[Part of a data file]
________________________

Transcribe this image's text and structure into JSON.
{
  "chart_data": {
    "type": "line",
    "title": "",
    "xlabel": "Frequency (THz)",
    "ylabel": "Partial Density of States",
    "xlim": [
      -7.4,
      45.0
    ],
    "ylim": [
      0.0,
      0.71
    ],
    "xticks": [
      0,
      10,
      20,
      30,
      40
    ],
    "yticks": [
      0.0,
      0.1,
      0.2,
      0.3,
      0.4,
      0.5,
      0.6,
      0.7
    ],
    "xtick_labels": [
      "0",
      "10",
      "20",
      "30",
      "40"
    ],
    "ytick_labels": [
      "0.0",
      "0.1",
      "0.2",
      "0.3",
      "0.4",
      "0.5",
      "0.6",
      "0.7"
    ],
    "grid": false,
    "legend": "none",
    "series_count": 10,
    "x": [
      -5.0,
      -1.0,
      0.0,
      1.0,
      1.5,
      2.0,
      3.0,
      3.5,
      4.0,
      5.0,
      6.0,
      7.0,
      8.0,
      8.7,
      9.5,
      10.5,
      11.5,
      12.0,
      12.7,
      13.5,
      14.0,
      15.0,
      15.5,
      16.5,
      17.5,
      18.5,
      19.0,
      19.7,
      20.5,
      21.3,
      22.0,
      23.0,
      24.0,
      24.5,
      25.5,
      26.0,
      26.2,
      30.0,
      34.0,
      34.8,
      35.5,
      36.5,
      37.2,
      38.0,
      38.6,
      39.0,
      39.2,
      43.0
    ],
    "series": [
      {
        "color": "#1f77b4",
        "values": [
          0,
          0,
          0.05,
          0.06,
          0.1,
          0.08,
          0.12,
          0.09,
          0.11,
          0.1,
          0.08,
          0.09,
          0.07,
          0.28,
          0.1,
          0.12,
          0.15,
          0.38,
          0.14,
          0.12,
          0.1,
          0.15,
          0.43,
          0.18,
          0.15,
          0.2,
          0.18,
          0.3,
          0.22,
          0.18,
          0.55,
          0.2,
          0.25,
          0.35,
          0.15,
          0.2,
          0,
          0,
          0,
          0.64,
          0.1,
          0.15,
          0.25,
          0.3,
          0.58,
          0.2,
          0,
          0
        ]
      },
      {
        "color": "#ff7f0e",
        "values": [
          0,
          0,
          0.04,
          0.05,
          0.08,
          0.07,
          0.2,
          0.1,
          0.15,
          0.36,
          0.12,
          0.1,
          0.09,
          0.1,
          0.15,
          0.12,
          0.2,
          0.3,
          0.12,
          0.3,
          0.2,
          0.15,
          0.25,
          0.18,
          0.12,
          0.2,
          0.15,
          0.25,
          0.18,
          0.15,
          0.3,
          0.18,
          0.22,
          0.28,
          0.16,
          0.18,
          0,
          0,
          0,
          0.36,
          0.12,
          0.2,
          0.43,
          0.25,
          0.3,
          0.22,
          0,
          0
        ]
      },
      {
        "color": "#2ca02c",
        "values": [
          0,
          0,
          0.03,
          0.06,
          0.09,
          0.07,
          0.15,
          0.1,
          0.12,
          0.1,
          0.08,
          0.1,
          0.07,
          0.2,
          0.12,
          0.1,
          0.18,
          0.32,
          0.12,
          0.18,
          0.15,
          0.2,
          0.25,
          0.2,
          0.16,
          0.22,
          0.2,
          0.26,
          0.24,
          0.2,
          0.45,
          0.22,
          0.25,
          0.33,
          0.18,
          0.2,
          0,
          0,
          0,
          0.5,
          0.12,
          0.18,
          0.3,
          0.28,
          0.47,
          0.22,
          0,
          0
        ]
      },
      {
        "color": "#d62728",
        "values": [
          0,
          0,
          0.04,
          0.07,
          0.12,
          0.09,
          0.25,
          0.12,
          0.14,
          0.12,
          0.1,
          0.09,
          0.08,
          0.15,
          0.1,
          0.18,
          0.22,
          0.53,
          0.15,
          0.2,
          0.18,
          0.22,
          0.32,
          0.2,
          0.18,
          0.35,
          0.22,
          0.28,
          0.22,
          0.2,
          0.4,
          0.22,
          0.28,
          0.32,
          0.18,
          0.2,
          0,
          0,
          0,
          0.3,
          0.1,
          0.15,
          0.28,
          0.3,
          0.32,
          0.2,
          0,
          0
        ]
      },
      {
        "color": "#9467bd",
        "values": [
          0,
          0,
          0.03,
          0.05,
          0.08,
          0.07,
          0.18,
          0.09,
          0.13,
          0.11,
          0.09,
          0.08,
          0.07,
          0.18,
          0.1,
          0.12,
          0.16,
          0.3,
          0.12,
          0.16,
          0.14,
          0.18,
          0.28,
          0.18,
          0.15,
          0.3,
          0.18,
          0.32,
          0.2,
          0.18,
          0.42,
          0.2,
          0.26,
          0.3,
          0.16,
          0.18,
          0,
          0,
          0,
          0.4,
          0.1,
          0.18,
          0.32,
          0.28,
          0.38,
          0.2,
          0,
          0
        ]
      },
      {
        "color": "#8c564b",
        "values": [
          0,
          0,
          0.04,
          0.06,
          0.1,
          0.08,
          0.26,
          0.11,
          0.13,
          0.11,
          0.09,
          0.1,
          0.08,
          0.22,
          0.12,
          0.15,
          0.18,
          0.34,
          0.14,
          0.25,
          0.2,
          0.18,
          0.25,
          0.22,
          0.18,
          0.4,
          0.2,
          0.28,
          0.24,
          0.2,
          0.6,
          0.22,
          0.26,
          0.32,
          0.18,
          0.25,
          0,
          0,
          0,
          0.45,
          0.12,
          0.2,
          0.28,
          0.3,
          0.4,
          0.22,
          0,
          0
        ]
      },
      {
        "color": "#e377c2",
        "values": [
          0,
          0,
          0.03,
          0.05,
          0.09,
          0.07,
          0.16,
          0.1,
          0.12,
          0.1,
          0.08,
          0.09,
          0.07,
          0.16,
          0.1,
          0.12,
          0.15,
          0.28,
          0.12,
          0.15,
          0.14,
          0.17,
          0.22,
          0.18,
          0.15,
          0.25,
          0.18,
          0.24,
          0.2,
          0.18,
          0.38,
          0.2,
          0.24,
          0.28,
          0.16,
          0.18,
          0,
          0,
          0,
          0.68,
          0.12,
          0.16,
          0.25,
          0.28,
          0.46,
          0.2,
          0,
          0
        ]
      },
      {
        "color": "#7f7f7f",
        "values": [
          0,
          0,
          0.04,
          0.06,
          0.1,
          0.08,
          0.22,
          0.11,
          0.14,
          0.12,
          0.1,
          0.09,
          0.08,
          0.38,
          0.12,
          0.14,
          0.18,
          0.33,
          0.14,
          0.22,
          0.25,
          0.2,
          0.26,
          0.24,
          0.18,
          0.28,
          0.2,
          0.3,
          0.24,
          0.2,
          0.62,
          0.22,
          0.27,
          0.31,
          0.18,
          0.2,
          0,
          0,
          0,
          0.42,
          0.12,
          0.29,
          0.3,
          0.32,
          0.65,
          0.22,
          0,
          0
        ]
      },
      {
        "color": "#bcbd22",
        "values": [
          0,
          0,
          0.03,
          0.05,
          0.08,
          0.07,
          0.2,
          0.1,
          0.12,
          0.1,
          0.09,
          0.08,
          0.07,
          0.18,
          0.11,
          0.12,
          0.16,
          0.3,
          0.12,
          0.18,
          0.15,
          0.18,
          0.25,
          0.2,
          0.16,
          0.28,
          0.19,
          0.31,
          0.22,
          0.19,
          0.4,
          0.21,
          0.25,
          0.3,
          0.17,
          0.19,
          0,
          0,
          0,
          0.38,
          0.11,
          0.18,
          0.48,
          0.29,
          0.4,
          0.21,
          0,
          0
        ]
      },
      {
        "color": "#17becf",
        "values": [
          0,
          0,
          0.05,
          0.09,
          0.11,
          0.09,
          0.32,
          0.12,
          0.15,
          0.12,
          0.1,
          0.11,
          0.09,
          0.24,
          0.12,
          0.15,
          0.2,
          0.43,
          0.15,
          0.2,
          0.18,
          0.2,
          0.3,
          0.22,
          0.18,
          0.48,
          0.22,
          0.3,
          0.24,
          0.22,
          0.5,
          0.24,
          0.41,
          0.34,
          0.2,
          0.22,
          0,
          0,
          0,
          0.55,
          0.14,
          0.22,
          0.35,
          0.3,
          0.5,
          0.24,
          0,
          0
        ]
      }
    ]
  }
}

________________________

# Task requirements
The word "color" may appear on some lines of these records; state how many such lines there are, and nothing else.

# Expected output
10